(Collected data entries)
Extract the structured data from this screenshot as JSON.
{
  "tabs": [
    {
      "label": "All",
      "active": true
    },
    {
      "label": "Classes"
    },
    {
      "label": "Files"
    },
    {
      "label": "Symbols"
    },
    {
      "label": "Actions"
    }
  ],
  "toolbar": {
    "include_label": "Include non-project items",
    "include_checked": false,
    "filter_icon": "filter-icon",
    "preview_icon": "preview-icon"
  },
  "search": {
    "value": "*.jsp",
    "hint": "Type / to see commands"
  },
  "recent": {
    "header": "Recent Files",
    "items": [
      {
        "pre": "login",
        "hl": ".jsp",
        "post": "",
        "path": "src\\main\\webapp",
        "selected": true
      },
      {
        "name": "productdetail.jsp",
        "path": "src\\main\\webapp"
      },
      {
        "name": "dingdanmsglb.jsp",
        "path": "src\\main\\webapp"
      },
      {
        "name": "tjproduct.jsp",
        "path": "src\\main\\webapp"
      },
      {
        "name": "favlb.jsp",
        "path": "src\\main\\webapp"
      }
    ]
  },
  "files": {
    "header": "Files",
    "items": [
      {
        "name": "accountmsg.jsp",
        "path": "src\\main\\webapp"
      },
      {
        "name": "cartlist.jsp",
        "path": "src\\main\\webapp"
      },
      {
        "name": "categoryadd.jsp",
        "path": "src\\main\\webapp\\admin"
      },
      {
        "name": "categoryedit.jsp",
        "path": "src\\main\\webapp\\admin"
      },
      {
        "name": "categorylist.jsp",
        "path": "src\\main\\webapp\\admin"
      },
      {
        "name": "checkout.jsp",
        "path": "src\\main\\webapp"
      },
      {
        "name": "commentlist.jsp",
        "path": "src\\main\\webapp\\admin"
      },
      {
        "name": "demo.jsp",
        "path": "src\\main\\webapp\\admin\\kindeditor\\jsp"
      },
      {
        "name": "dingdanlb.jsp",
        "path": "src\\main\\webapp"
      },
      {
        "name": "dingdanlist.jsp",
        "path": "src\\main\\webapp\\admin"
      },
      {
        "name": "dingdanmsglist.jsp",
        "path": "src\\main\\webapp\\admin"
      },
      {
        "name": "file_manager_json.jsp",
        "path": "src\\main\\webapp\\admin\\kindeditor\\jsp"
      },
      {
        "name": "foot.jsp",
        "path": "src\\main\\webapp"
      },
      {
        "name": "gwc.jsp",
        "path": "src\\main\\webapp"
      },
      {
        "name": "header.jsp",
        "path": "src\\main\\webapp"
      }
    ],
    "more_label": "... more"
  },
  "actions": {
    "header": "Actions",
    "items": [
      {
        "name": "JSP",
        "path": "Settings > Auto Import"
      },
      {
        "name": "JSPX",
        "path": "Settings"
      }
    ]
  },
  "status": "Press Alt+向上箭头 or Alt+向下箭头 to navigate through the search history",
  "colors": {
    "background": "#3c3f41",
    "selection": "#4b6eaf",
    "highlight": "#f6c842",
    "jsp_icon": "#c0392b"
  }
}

### TASK OBJECTIVE
Search the data for the string "Settings" and copy each line where it appears.

### WRITTEN RESPONSE
        "path": "Settings > Auto Import"
        "path": "Settings"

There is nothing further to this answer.